[Saved data entries]
◇ ◇ ◇ ◇
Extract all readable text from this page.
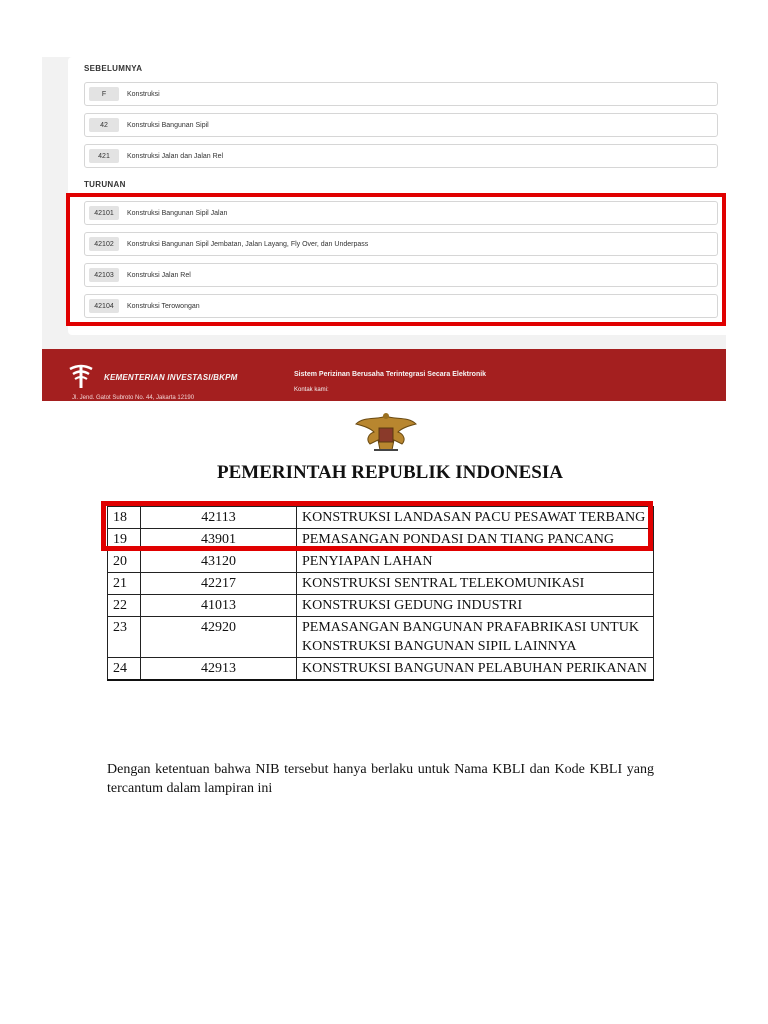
SEBELUMNYA
F	Konstruksi
42	Konstruksi Bangunan Sipil
421	Konstruksi Jalan dan Jalan Rel
TURUNAN
42101	Konstruksi Bangunan Sipil Jalan
42102	Konstruksi Bangunan Sipil Jembatan, Jalan Layang, Fly Over, dan Underpass
42103	Konstruksi Jalan Rel
42104	Konstruksi Terowongan
KEMENTERIAN INVESTASI/BKPM
Jl. Jend. Gatot Subroto No. 44, Jakarta 12190
Sistem Perizinan Berusaha Terintegrasi Secara Elektronik
Kontak kami:
PEMERINTAH REPUBLIK INDONESIA
18	42113	KONSTRUKSI LANDASAN PACU PESAWAT TERBANG
19	43901	PEMASANGAN PONDASI DAN TIANG PANCANG
20	43120	PENYIAPAN LAHAN
21	42217	KONSTRUKSI SENTRAL TELEKOMUNIKASI
22	41013	KONSTRUKSI GEDUNG INDUSTRI
23	42920	PEMASANGAN BANGUNAN PRAFABRIKASI UNTUK KONSTRUKSI BANGUNAN SIPIL LAINNYA
24	42913	KONSTRUKSI BANGUNAN PELABUHAN PERIKANAN
Dengan ketentuan bahwa NIB tersebut hanya berlaku untuk Nama KBLI dan Kode KBLI yang tercantum dalam lampiran ini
◇ ◇ ◇ ◇
Task.
Write the entries above out again exactly, but not the pictures.

In response.
Extract all readable text from this page.
SEBELUMNYA
F	Konstruksi
42	Konstruksi Bangunan Sipil
421	Konstruksi Jalan dan Jalan Rel
TURUNAN
42101	Konstruksi Bangunan Sipil Jalan
42102	Konstruksi Bangunan Sipil Jembatan, Jalan Layang, Fly Over, dan Underpass
42103	Konstruksi Jalan Rel
42104	Konstruksi Terowongan
KEMENTERIAN INVESTASI/BKPM
Jl. Jend. Gatot Subroto No. 44, Jakarta 12190
Sistem Perizinan Berusaha Terintegrasi Secara Elektronik
Kontak kami:
PEMERINTAH REPUBLIK INDONESIA
18	42113	KONSTRUKSI LANDASAN PACU PESAWAT TERBANG
19	43901	PEMASANGAN PONDASI DAN TIANG PANCANG
20	43120	PENYIAPAN LAHAN
21	42217	KONSTRUKSI SENTRAL TELEKOMUNIKASI
22	41013	KONSTRUKSI GEDUNG INDUSTRI
23	42920	PEMASANGAN BANGUNAN PRAFABRIKASI UNTUK KONSTRUKSI BANGUNAN SIPIL LAINNYA
24	42913	KONSTRUKSI BANGUNAN PELABUHAN PERIKANAN
Dengan ketentuan bahwa NIB tersebut hanya berlaku untuk Nama KBLI dan Kode KBLI yang tercantum dalam lampiran ini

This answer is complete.